WHAT TO WORK ON: Review the material line by line. Identify and copy every line that contains the string "Dairy".

EXTRACTED MATERIAL:
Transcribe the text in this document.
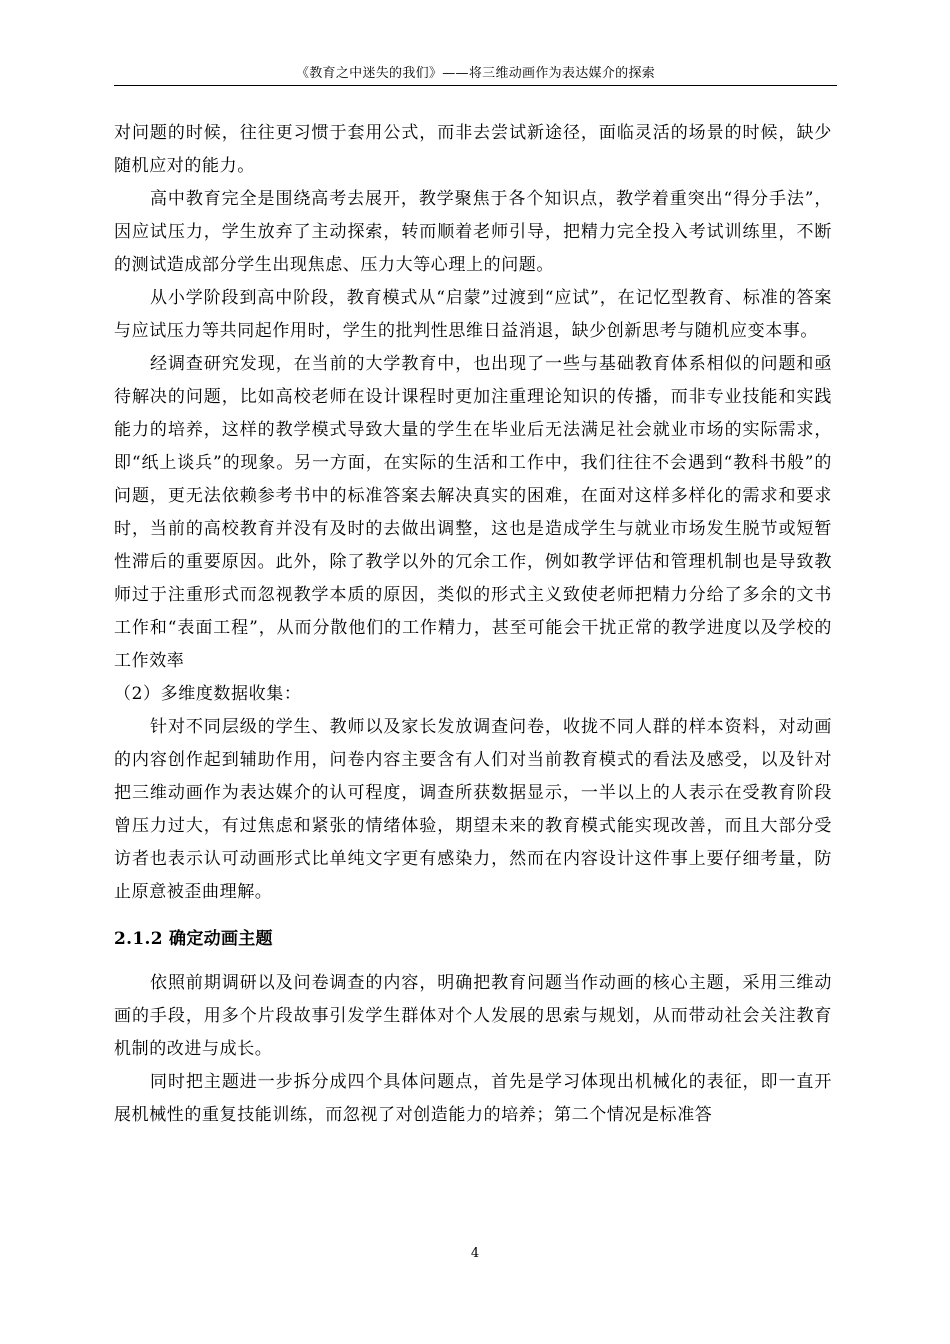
《教育之中迷失的我们》——将三维动画作为表达媒介的探索

对问题的时候，往往更习惯于套用公式，而非去尝试新途径，面临灵活的场景的时候，缺少随机应对的能力。

高中教育完全是围绕高考去展开，教学聚焦于各个知识点，教学着重突出“得分手法”，因应试压力，学生放弃了主动探索，转而顺着老师引导，把精力完全投入考试训练里，不断的测试造成部分学生出现焦虑、压力大等心理上的问题。

从小学阶段到高中阶段，教育模式从“启蒙”过渡到“应试”，在记忆型教育、标准的答案与应试压力等共同起作用时，学生的批判性思维日益消退，缺少创新思考与随机应变本事。

经调查研究发现，在当前的大学教育中，也出现了一些与基础教育体系相似的问题和亟待解决的问题，比如高校老师在设计课程时更加注重理论知识的传播，而非专业技能和实践能力的培养，这样的教学模式导致大量的学生在毕业后无法满足社会就业市场的实际需求，即“纸上谈兵”的现象。另一方面，在实际的生活和工作中，我们往往不会遇到“教科书般”的问题，更无法依赖参考书中的标准答案去解决真实的困难，在面对这样多样化的需求和要求时，当前的高校教育并没有及时的去做出调整，这也是造成学生与就业市场发生脱节或短暂性滞后的重要原因。此外，除了教学以外的冗余工作，例如教学评估和管理机制也是导致教师过于注重形式而忽视教学本质的原因，类似的形式主义致使老师把精力分给了多余的文书工作和“表面工程”，从而分散他们的工作精力，甚至可能会干扰正常的教学进度以及学校的工作效率

（2）多维度数据收集：

针对不同层级的学生、教师以及家长发放调查问卷，收拢不同人群的样本资料，对动画的内容创作起到辅助作用，问卷内容主要含有人们对当前教育模式的看法及感受，以及针对把三维动画作为表达媒介的认可程度，调查所获数据显示，一半以上的人表示在受教育阶段曾压力过大，有过焦虑和紧张的情绪体验，期望未来的教育模式能实现改善，而且大部分受访者也表示认可动画形式比单纯文字更有感染力，然而在内容设计这件事上要仔细考量，防止原意被歪曲理解。

2.1.2 确定动画主题

依照前期调研以及问卷调查的内容，明确把教育问题当作动画的核心主题，采用三维动画的手段，用多个片段故事引发学生群体对个人发展的思索与规划，从而带动社会关注教育机制的改进与成长。

同时把主题进一步拆分成四个具体问题点，首先是学习体现出机械化的表征，即一直开展机械性的重复技能训练，而忽视了对创造能力的培养；第二个情况是标准答

4
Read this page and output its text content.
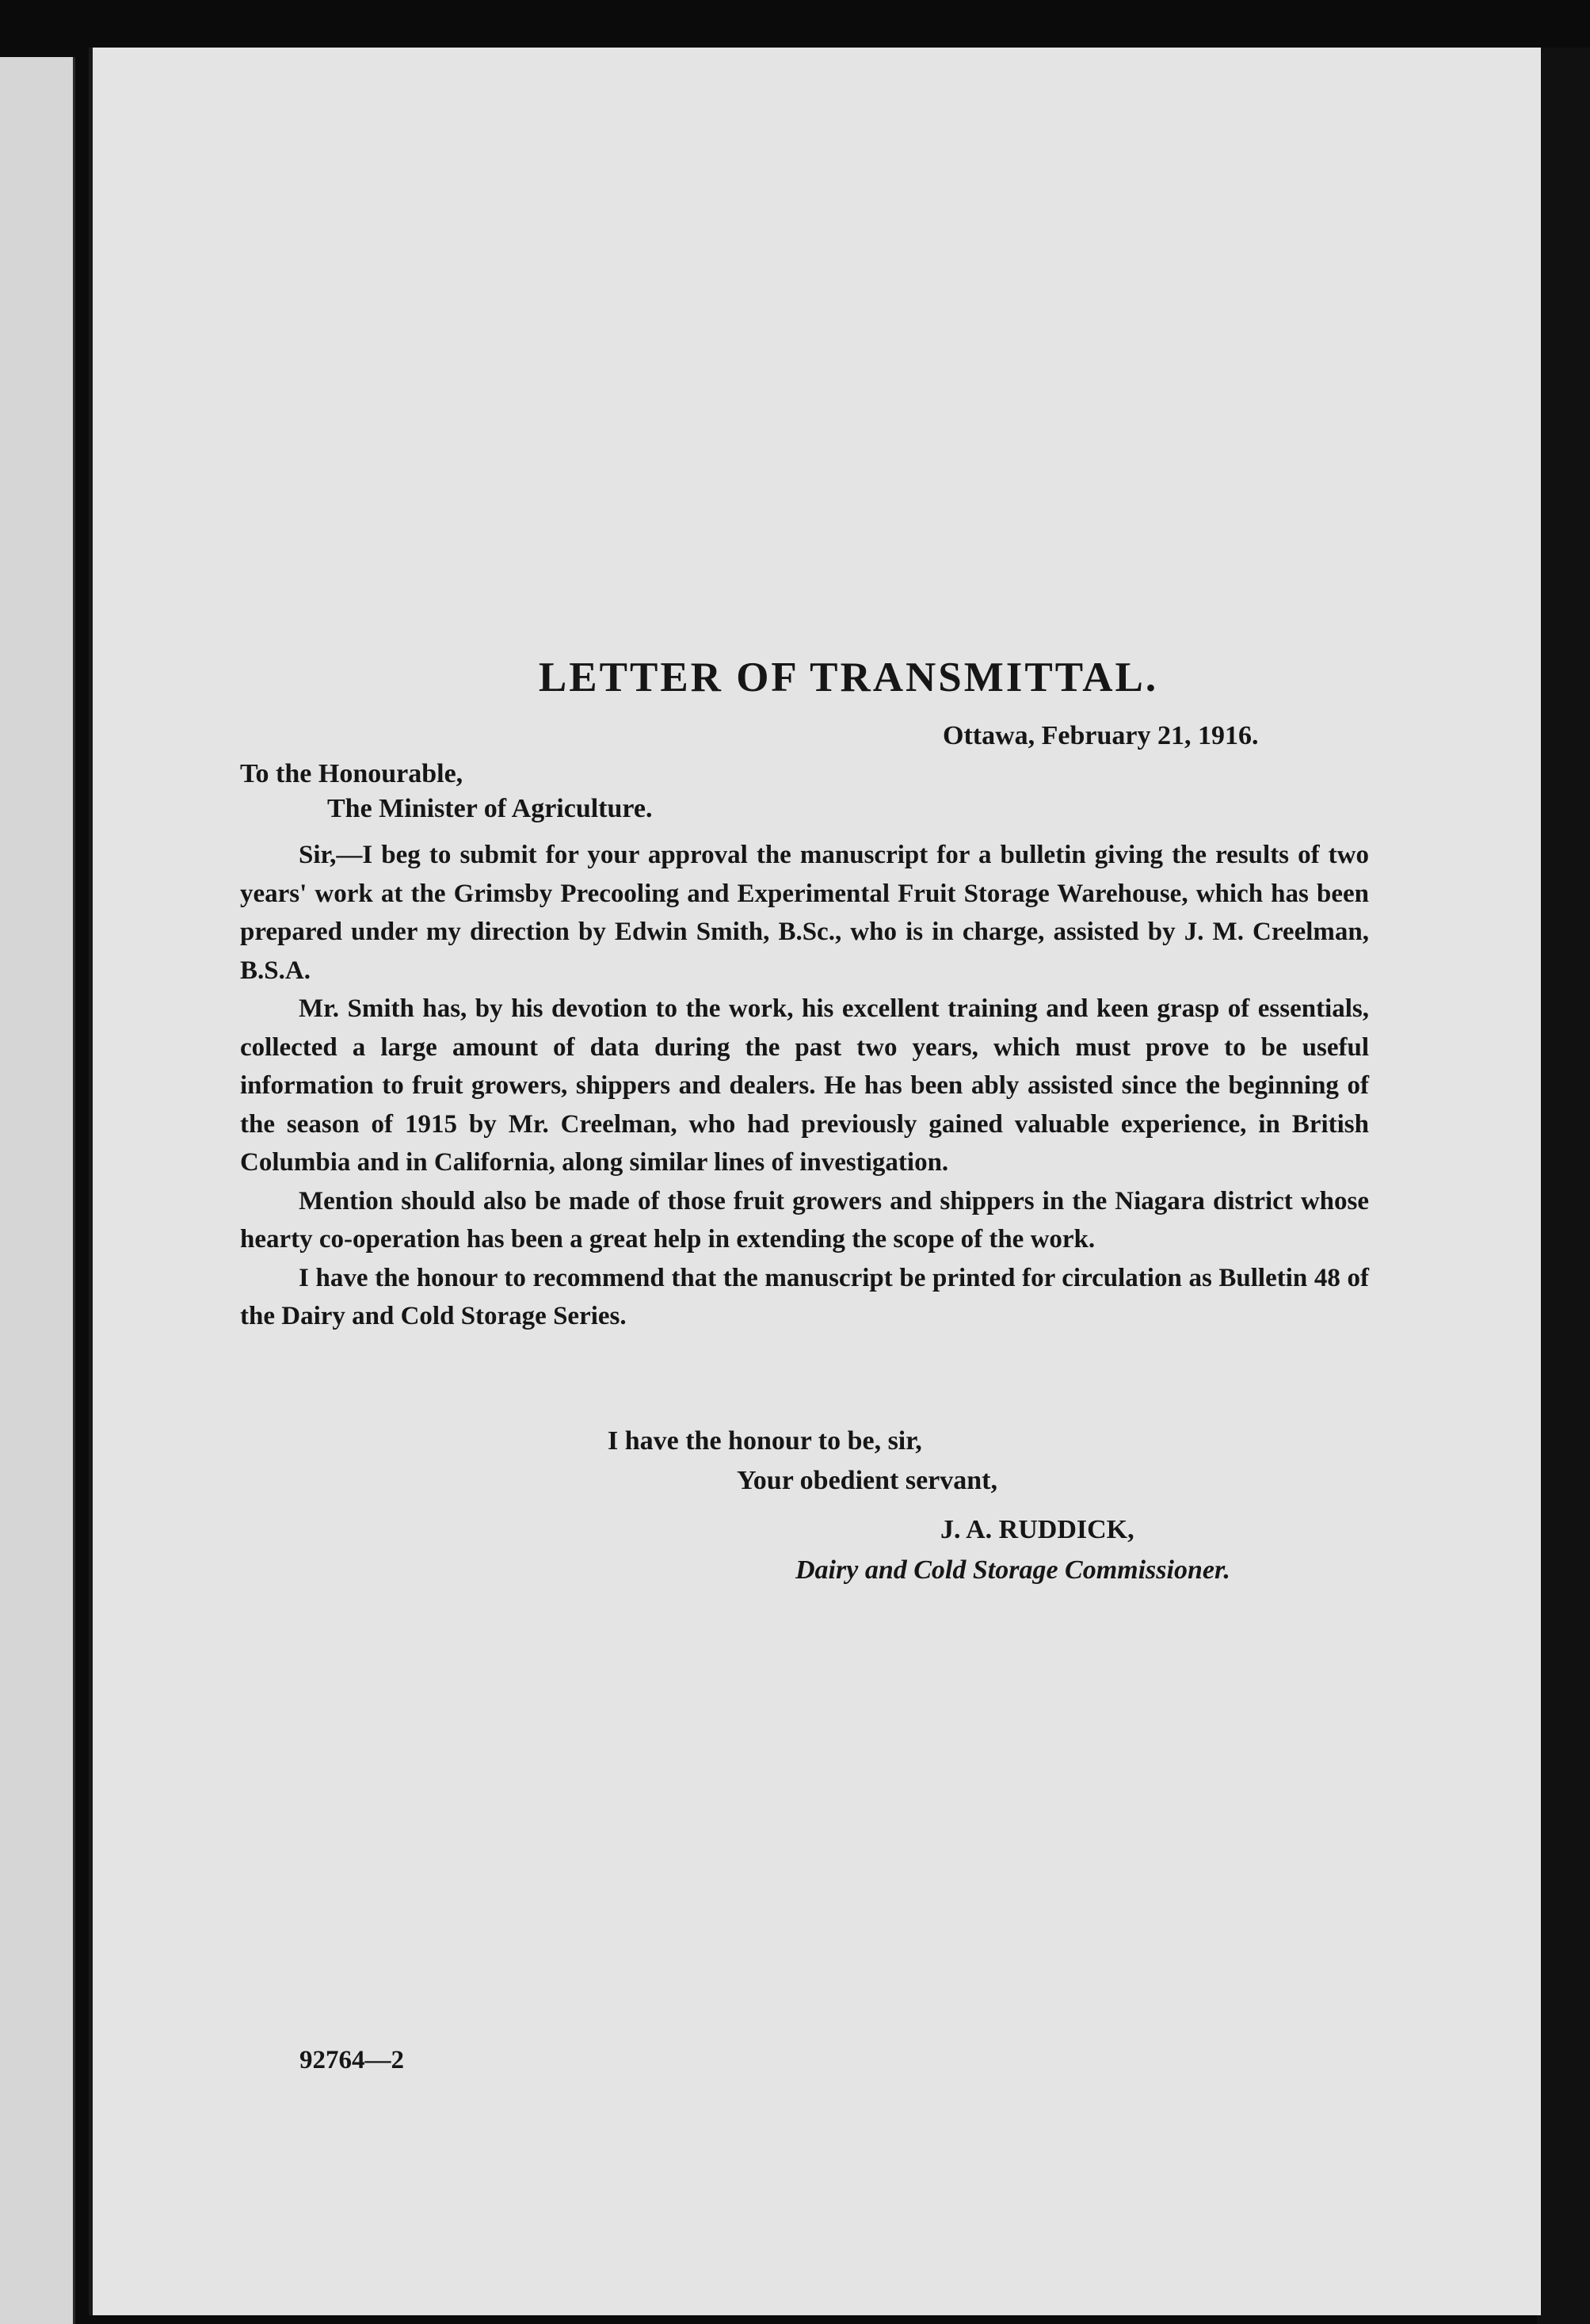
LETTER OF TRANSMITTAL.
Ottawa, February 21, 1916.
To the Honourable,
The Minister of Agriculture.

Sir,—I beg to submit for your approval the manuscript for a bulletin giving the results of two years' work at the Grimsby Precooling and Experimental Fruit Storage Warehouse, which has been prepared under my direction by Edwin Smith, B.Sc., who is in charge, assisted by J. M. Creelman, B.S.A.

Mr. Smith has, by his devotion to the work, his excellent training and keen grasp of essentials, collected a large amount of data during the past two years, which must prove to be useful information to fruit growers, shippers and dealers. He has been ably assisted since the beginning of the season of 1915 by Mr. Creelman, who had previously gained valuable experience, in British Columbia and in California, along similar lines of investigation.

Mention should also be made of those fruit growers and shippers in the Niagara district whose hearty co-operation has been a great help in extending the scope of the work.

I have the honour to recommend that the manuscript be printed for circulation as Bulletin 48 of the Dairy and Cold Storage Series.

I have the honour to be, sir,
Your obedient servant,
J. A. RUDDICK,
Dairy and Cold Storage Commissioner.
92764—2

EXERCISE ANSWER:
I have the honour to recommend that the manuscript be printed for circulation as Bulletin 48 of the Dairy and Cold Storage Series.
Dairy and Cold Storage Commissioner.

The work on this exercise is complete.